**Given request:**
Reproduce the data in its entirety, exactly as supplied.

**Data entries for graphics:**
━━━━━━━━━━

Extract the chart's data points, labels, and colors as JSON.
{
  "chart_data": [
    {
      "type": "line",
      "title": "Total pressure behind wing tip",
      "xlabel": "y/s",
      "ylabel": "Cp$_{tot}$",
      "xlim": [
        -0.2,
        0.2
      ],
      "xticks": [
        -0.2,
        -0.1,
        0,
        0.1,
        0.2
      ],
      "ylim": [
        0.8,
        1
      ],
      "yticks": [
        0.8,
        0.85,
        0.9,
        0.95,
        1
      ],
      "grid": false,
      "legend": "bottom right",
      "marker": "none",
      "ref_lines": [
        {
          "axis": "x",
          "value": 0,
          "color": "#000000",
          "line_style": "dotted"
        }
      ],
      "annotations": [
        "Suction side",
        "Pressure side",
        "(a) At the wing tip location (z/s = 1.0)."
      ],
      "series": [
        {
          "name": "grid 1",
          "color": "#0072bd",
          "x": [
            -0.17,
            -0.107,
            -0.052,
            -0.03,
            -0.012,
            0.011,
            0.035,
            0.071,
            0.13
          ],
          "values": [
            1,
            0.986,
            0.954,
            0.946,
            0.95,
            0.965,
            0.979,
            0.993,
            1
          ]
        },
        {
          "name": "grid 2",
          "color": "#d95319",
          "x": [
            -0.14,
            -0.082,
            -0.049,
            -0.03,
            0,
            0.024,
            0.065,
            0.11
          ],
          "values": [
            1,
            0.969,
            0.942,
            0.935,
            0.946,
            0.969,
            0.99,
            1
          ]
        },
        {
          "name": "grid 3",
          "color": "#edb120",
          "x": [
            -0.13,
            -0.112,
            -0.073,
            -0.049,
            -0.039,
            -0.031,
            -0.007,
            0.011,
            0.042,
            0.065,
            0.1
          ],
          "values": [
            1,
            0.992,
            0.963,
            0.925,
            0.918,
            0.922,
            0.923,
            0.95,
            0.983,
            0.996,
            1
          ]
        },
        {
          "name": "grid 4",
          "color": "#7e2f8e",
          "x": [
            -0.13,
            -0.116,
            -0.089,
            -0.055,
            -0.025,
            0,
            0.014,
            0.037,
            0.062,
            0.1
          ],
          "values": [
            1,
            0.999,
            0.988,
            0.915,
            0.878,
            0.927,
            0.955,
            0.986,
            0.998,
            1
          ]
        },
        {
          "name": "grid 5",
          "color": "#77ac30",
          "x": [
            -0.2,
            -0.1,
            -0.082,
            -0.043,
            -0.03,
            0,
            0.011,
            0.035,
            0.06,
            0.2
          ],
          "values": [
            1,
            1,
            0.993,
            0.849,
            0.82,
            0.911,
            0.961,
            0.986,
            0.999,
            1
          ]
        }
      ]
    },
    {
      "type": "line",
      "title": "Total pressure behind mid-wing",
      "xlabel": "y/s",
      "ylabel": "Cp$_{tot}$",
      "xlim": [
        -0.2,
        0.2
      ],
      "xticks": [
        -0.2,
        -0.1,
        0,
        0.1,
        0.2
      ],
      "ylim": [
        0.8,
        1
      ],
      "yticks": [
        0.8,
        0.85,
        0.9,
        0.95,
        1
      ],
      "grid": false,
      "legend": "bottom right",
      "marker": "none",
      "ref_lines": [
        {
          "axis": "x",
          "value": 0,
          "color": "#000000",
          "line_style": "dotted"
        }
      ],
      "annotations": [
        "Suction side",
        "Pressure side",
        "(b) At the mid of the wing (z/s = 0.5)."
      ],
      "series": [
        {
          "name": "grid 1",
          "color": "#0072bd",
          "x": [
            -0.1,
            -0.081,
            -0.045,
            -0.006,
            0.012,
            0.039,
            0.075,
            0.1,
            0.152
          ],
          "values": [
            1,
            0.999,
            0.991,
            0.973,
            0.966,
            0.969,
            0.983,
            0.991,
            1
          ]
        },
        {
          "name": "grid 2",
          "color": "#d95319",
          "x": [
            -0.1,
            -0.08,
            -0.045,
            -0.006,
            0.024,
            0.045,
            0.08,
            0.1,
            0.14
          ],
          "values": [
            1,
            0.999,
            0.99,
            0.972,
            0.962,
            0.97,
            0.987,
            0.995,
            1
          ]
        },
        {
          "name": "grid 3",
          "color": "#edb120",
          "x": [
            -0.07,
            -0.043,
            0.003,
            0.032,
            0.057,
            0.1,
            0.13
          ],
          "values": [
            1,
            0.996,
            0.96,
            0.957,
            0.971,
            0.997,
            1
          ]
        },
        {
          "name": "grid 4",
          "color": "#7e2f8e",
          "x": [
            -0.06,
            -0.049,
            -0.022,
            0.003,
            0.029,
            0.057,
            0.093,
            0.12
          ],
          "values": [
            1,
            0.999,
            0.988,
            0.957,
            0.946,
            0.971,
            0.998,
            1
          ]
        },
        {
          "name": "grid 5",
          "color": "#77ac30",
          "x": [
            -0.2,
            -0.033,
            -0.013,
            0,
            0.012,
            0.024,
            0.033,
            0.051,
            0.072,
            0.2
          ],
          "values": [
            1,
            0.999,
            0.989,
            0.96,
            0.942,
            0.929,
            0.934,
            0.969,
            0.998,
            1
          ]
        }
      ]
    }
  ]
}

━━━━━━━━━━

**Result of the exercise:**
Extract the chart's data points, labels, and colors as JSON.
{
  "chart_data": [
    {
      "type": "line",
      "title": "Total pressure behind wing tip",
      "xlabel": "y/s",
      "ylabel": "Cp$_{tot}$",
      "xlim": [
        -0.2,
        0.2
      ],
      "xticks": [
        -0.2,
        -0.1,
        0,
        0.1,
        0.2
      ],
      "ylim": [
        0.8,
        1
      ],
      "yticks": [
        0.8,
        0.85,
        0.9,
        0.95,
        1
      ],
      "grid": false,
      "legend": "bottom right",
      "marker": "none",
      "ref_lines": [
        {
          "axis": "x",
          "value": 0,
          "color": "#000000",
          "line_style": "dotted"
        }
      ],
      "annotations": [
        "Suction side",
        "Pressure side",
        "(a) At the wing tip location (z/s = 1.0)."
      ],
      "series": [
        {
          "name": "grid 1",
          "color": "#0072bd",
          "x": [
            -0.17,
            -0.107,
            -0.052,
            -0.03,
            -0.012,
            0.011,
            0.035,
            0.071,
            0.13
          ],
          "values": [
            1,
            0.986,
            0.954,
            0.946,
            0.95,
            0.965,
            0.979,
            0.993,
            1
          ]
        },
        {
          "name": "grid 2",
          "color": "#d95319",
          "x": [
            -0.14,
            -0.082,
            -0.049,
            -0.03,
            0,
            0.024,
            0.065,
            0.11
          ],
          "values": [
            1,
            0.969,
            0.942,
            0.935,
            0.946,
            0.969,
            0.99,
            1
          ]
        },
        {
          "name": "grid 3",
          "color": "#edb120",
          "x": [
            -0.13,
            -0.112,
            -0.073,
            -0.049,
            -0.039,
            -0.031,
            -0.007,
            0.011,
            0.042,
            0.065,
            0.1
          ],
          "values": [
            1,
            0.992,
            0.963,
            0.925,
            0.918,
            0.922,
            0.923,
            0.95,
            0.983,
            0.996,
            1
          ]
        },
        {
          "name": "grid 4",
          "color": "#7e2f8e",
          "x": [
            -0.13,
            -0.116,
            -0.089,
            -0.055,
            -0.025,
            0,
            0.014,
            0.037,
            0.062,
            0.1
          ],
          "values": [
            1,
            0.999,
            0.988,
            0.915,
            0.878,
            0.927,
            0.955,
            0.986,
            0.998,
            1
          ]
        },
        {
          "name": "grid 5",
          "color": "#77ac30",
          "x": [
            -0.2,
            -0.1,
            -0.082,
            -0.043,
            -0.03,
            0,
            0.011,
            0.035,
            0.06,
            0.2
          ],
          "values": [
            1,
            1,
            0.993,
            0.849,
            0.82,
            0.911,
            0.961,
            0.986,
            0.999,
            1
          ]
        }
      ]
    },
    {
      "type": "line",
      "title": "Total pressure behind mid-wing",
      "xlabel": "y/s",
      "ylabel": "Cp$_{tot}$",
      "xlim": [
        -0.2,
        0.2
      ],
      "xticks": [
        -0.2,
        -0.1,
        0,
        0.1,
        0.2
      ],
      "ylim": [
        0.8,
        1
      ],
      "yticks": [
        0.8,
        0.85,
        0.9,
        0.95,
        1
      ],
      "grid": false,
      "legend": "bottom right",
      "marker": "none",
      "ref_lines": [
        {
          "axis": "x",
          "value": 0,
          "color": "#000000",
          "line_style": "dotted"
        }
      ],
      "annotations": [
        "Suction side",
        "Pressure side",
        "(b) At the mid of the wing (z/s = 0.5)."
      ],
      "series": [
        {
          "name": "grid 1",
          "color": "#0072bd",
          "x": [
            -0.1,
            -0.081,
            -0.045,
            -0.006,
            0.012,
            0.039,
            0.075,
            0.1,
            0.152
          ],
          "values": [
            1,
            0.999,
            0.991,
            0.973,
            0.966,
            0.969,
            0.983,
            0.991,
            1
          ]
        },
        {
          "name": "grid 2",
          "color": "#d95319",
          "x": [
            -0.1,
            -0.08,
            -0.045,
            -0.006,
            0.024,
            0.045,
            0.08,
            0.1,
            0.14
          ],
          "values": [
            1,
            0.999,
            0.99,
            0.972,
            0.962,
            0.97,
            0.987,
            0.995,
            1
          ]
        },
        {
          "name": "grid 3",
          "color": "#edb120",
          "x": [
            -0.07,
            -0.043,
            0.003,
            0.032,
            0.057,
            0.1,
            0.13
          ],
          "values": [
            1,
            0.996,
            0.96,
            0.957,
            0.971,
            0.997,
            1
          ]
        },
        {
          "name": "grid 4",
          "color": "#7e2f8e",
          "x": [
            -0.06,
            -0.049,
            -0.022,
            0.003,
            0.029,
            0.057,
            0.093,
            0.12
          ],
          "values": [
            1,
            0.999,
            0.988,
            0.957,
            0.946,
            0.971,
            0.998,
            1
          ]
        },
        {
          "name": "grid 5",
          "color": "#77ac30",
          "x": [
            -0.2,
            -0.033,
            -0.013,
            0,
            0.012,
            0.024,
            0.033,
            0.051,
            0.072,
            0.2
          ],
          "values": [
            1,
            0.999,
            0.989,
            0.96,
            0.942,
            0.929,
            0.934,
            0.969,
            0.998,
            1
          ]
        }
      ]
    }
  ]
}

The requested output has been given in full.